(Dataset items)
-- -- --

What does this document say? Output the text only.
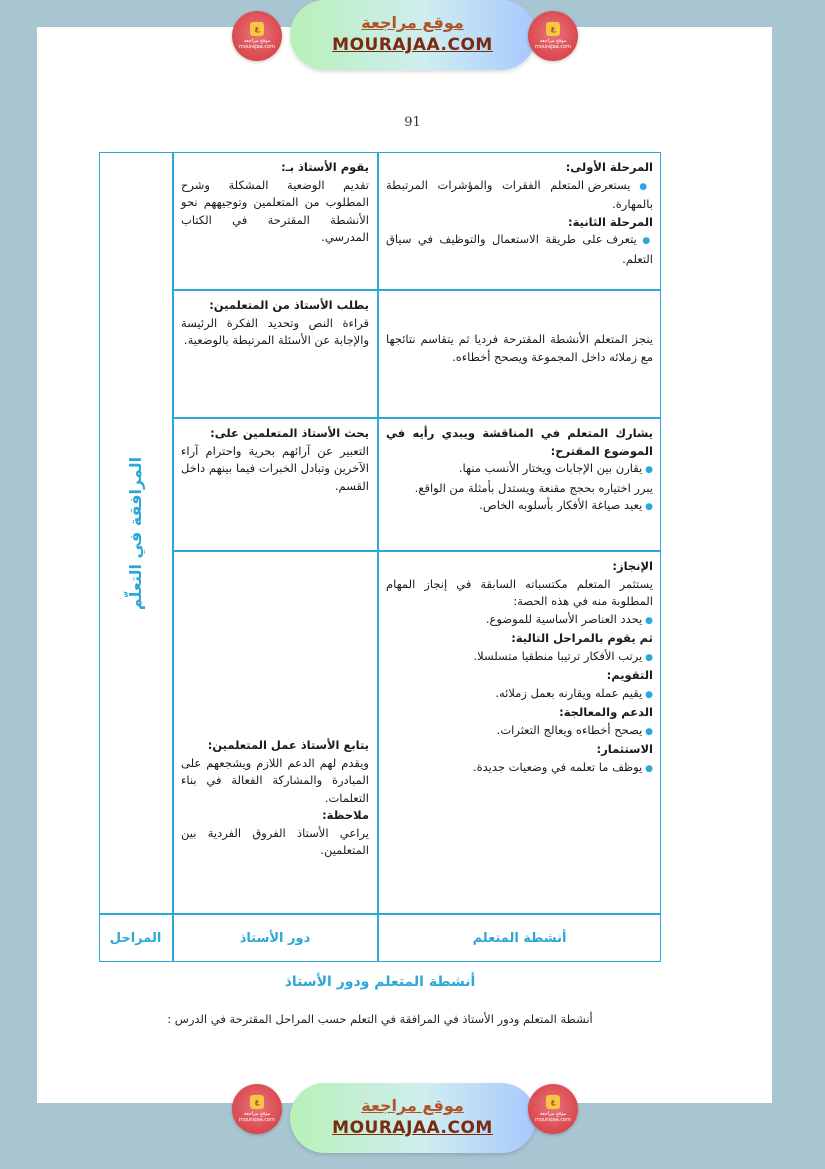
ع
موقع مراجعة
mourajaa.com
موقع مراجعة
MOURAJAA.COM
ع
موقع مراجعة
mourajaa.com
91
المرافقة في التعلّم

المرحلة الأولى:

● يستعرض المتعلم الفقرات والمؤشرات المرتبطة بالمهارة.

المرحلة الثانية:

● يتعرف على طريقة الاستعمال والتوظيف في سياق التعلم.

يقوم الأستاذ بـ:

تقديم الوضعية المشكلة وشرح المطلوب من المتعلمين وتوجيههم نحو الأنشطة المقترحة في الكتاب المدرسي.

ينجز المتعلم الأنشطة المقترحة فرديا ثم يتقاسم نتائجها مع زملائه داخل المجموعة ويصحح أخطاءه.

يطلب الأستاذ من المتعلمين:

قراءة النص وتحديد الفكرة الرئيسة والإجابة عن الأسئلة المرتبطة بالوضعية.

يشارك المتعلم في المناقشة ويبدي رأيه في الموضوع المقترح:

● يقارن بين الإجابات ويختار الأنسب منها.

يبرر اختياره بحجج مقنعة ويستدل بأمثلة من الواقع.

● يعيد صياغة الأفكار بأسلوبه الخاص.

يحث الأستاذ المتعلمين على:

التعبير عن آرائهم بحرية واحترام آراء الآخرين وتبادل الخبرات فيما بينهم داخل القسم.

الإنجاز:

يستثمر المتعلم مكتسباته السابقة في إنجاز المهام المطلوبة منه في هذه الحصة:

● يحدد العناصر الأساسية للموضوع.

ثم يقوم بالمراحل التالية:

● يرتب الأفكار ترتيبا منطقيا متسلسلا.

التقويم:

● يقيم عمله ويقارنه بعمل زملائه.

الدعم والمعالجة:

● يصحح أخطاءه ويعالج التعثرات.

الاستثمار:

● يوظف ما تعلمه في وضعيات جديدة.

يتابع الأستاذ عمل المتعلمين:

ويقدم لهم الدعم اللازم ويشجعهم على المبادرة والمشاركة الفعالة في بناء التعلمات.

ملاحظة:

يراعي الأستاذ الفروق الفردية بين المتعلمين.

أنشطة المتعلم
دور الأستاذ
المراحل
أنشطة المتعلم ودور الأستاذ
أنشطة المتعلم ودور الأستاذ في المرافقة في التعلم حسب المراحل المقترحة في الدرس :
ع
موقع مراجعة
mourajaa.com
موقع مراجعة
MOURAJAA.COM
ع
موقع مراجعة
mourajaa.com
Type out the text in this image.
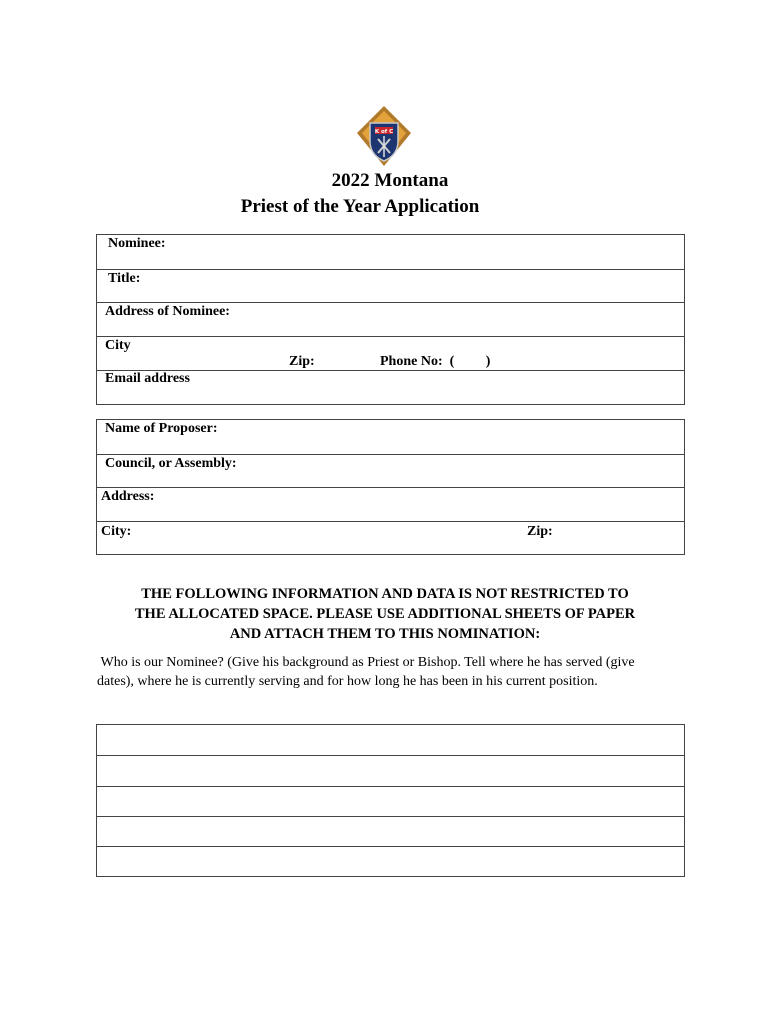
K of C
2022 Montana
Priest of the Year Application
Nominee:
Title:
Address of Nominee:
City
Zip:	Phone No:  (         )
Email address
Name of Proposer:
Council, or Assembly:
Address:
City:	Zip:
THE FOLLOWING INFORMATION AND DATA IS NOT RESTRICTED TO
THE ALLOCATED SPACE. PLEASE USE ADDITIONAL SHEETS OF PAPER
AND ATTACH THEM TO THIS NOMINATION:
Who is our Nominee? (Give his background as Priest or Bishop. Tell where he has served (give dates), where he is currently serving and for how long he has been in his current position.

-- -- --

Copy out each line exactly, without the pictures.

What does this document say? Output the text only.
ع
موقع مراجعة
mourajaa.com
موقع مراجعة
MOURAJAA.COM
ع
موقع مراجعة
mourajaa.com
91
المرافقة في التعلّم

المرحلة الأولى:

● يستعرض المتعلم الفقرات والمؤشرات المرتبطة بالمهارة.

المرحلة الثانية:

● يتعرف على طريقة الاستعمال والتوظيف في سياق التعلم.

يقوم الأستاذ بـ:

تقديم الوضعية المشكلة وشرح المطلوب من المتعلمين وتوجيههم نحو الأنشطة المقترحة في الكتاب المدرسي.

ينجز المتعلم الأنشطة المقترحة فرديا ثم يتقاسم نتائجها مع زملائه داخل المجموعة ويصحح أخطاءه.

يطلب الأستاذ من المتعلمين:

قراءة النص وتحديد الفكرة الرئيسة والإجابة عن الأسئلة المرتبطة بالوضعية.

يشارك المتعلم في المناقشة ويبدي رأيه في الموضوع المقترح:

● يقارن بين الإجابات ويختار الأنسب منها.

يبرر اختياره بحجج مقنعة ويستدل بأمثلة من الواقع.

● يعيد صياغة الأفكار بأسلوبه الخاص.

يحث الأستاذ المتعلمين على:

التعبير عن آرائهم بحرية واحترام آراء الآخرين وتبادل الخبرات فيما بينهم داخل القسم.

الإنجاز:

يستثمر المتعلم مكتسباته السابقة في إنجاز المهام المطلوبة منه في هذه الحصة:

● يحدد العناصر الأساسية للموضوع.

ثم يقوم بالمراحل التالية:

● يرتب الأفكار ترتيبا منطقيا متسلسلا.

التقويم:

● يقيم عمله ويقارنه بعمل زملائه.

الدعم والمعالجة:

● يصحح أخطاءه ويعالج التعثرات.

الاستثمار:

● يوظف ما تعلمه في وضعيات جديدة.

يتابع الأستاذ عمل المتعلمين:

ويقدم لهم الدعم اللازم ويشجعهم على المبادرة والمشاركة الفعالة في بناء التعلمات.

ملاحظة:

يراعي الأستاذ الفروق الفردية بين المتعلمين.

أنشطة المتعلم
دور الأستاذ
المراحل
أنشطة المتعلم ودور الأستاذ
أنشطة المتعلم ودور الأستاذ في المرافقة في التعلم حسب المراحل المقترحة في الدرس :
ع
موقع مراجعة
mourajaa.com
موقع مراجعة
MOURAJAA.COM
ع
موقع مراجعة
mourajaa.com
Type out the text in this image.
K of C
2022 Montana
Priest of the Year Application
Nominee:
Title:
Address of Nominee:
City
Zip:	Phone No:  (         )
Email address
Name of Proposer:
Council, or Assembly:
Address:
City:	Zip:
THE FOLLOWING INFORMATION AND DATA IS NOT RESTRICTED TO
THE ALLOCATED SPACE. PLEASE USE ADDITIONAL SHEETS OF PAPER
AND ATTACH THEM TO THIS NOMINATION:
Who is our Nominee? (Give his background as Priest or Bishop. Tell where he has served (give dates), where he is currently serving and for how long he has been in his current position.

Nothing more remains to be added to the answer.